◆ DIRECTIONS FOR THIS TASK ◆
Reproduce the listing below exactly, minus its pictures.

Extracted data entries
◆ ◆ ◆ ◆ ◆ ◆ ◆

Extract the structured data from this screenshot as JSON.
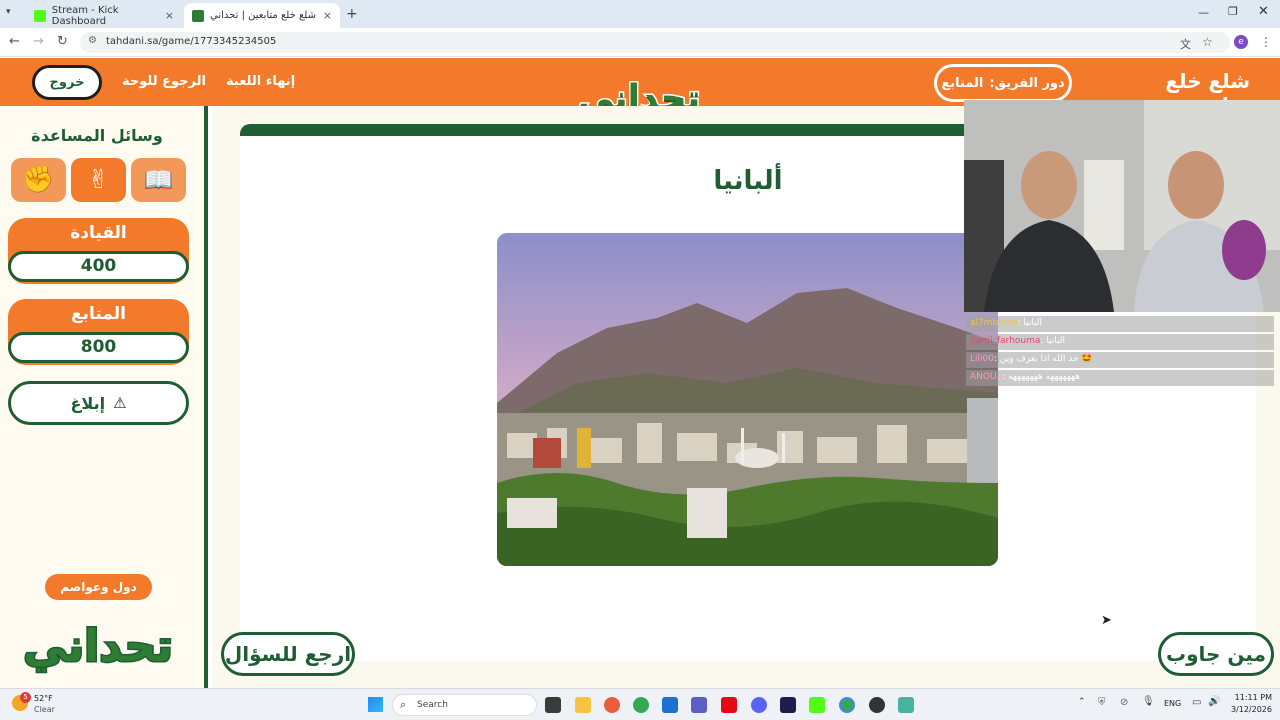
{
  "browser": {
    "tabs": [
      {
        "label": "Stream - Kick Dashboard",
        "active": false
      },
      {
        "label": "شلع خلع متابعين | تحداني",
        "active": true
      }
    ],
    "url": "tahdani.sa/game/1773345234505",
    "new_tab": "+",
    "close": "×"
  },
  "header": {
    "game_title": "شلع خلع متابعين",
    "team_turn_label": "دور الفريق:",
    "team_turn_value": "المتابع",
    "end_game": "إنهاء اللعبة",
    "back_to_board": "الرجوع للوحة",
    "exit": "خروج",
    "logo_text": "تحداني"
  },
  "sidebar": {
    "aids_title": "وسائل المساعدة",
    "aids": [
      "book-aid-icon",
      "peace-hand-icon",
      "fist-hand-icon"
    ],
    "teams": [
      {
        "name": "القيادة",
        "score": "400"
      },
      {
        "name": "المتابع",
        "score": "800"
      }
    ],
    "report": "إبلاغ",
    "category": "دول وعواصم",
    "logo_text": "تحداني"
  },
  "question": {
    "answer": "ألبانيا",
    "back_to_question": "ارجع للسؤال",
    "who_answered": "مين جاوب"
  },
  "chat": [
    {
      "user": "al7mblone",
      "message": "البانيا"
    },
    {
      "user": "Sami_farhouma",
      "message": "البانيا"
    },
    {
      "user": "Lili00",
      "message": "حد الله اذا يعرف وين 🤩"
    },
    {
      "user": "ANOU..",
      "message": "هههههههه هههههههه"
    }
  ],
  "taskbar": {
    "weather_temp": "52°F",
    "weather_desc": "Clear",
    "weather_badge": "5",
    "search_placeholder": "Search",
    "lang": "ENG",
    "time": "11:11 PM",
    "date": "3/12/2026"
  },
  "colors": {
    "orange": "#f27a2a",
    "green": "#1f5d33",
    "cream": "#fbf9ee"
  }
}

◆ ◆ ◆ ◆ ◆ ◆ ◆

◆ RESULT ◆
Extract the structured data from this screenshot as JSON.
{
  "browser": {
    "tabs": [
      {
        "label": "Stream - Kick Dashboard",
        "active": false
      },
      {
        "label": "شلع خلع متابعين | تحداني",
        "active": true
      }
    ],
    "url": "tahdani.sa/game/1773345234505",
    "new_tab": "+",
    "close": "×"
  },
  "header": {
    "game_title": "شلع خلع متابعين",
    "team_turn_label": "دور الفريق:",
    "team_turn_value": "المتابع",
    "end_game": "إنهاء اللعبة",
    "back_to_board": "الرجوع للوحة",
    "exit": "خروج",
    "logo_text": "تحداني"
  },
  "sidebar": {
    "aids_title": "وسائل المساعدة",
    "aids": [
      "book-aid-icon",
      "peace-hand-icon",
      "fist-hand-icon"
    ],
    "teams": [
      {
        "name": "القيادة",
        "score": "400"
      },
      {
        "name": "المتابع",
        "score": "800"
      }
    ],
    "report": "إبلاغ",
    "category": "دول وعواصم",
    "logo_text": "تحداني"
  },
  "question": {
    "answer": "ألبانيا",
    "back_to_question": "ارجع للسؤال",
    "who_answered": "مين جاوب"
  },
  "chat": [
    {
      "user": "al7mblone",
      "message": "البانيا"
    },
    {
      "user": "Sami_farhouma",
      "message": "البانيا"
    },
    {
      "user": "Lili00",
      "message": "حد الله اذا يعرف وين 🤩"
    },
    {
      "user": "ANOU..",
      "message": "هههههههه هههههههه"
    }
  ],
  "taskbar": {
    "weather_temp": "52°F",
    "weather_desc": "Clear",
    "weather_badge": "5",
    "search_placeholder": "Search",
    "lang": "ENG",
    "time": "11:11 PM",
    "date": "3/12/2026"
  },
  "colors": {
    "orange": "#f27a2a",
    "green": "#1f5d33",
    "cream": "#fbf9ee"
  }
}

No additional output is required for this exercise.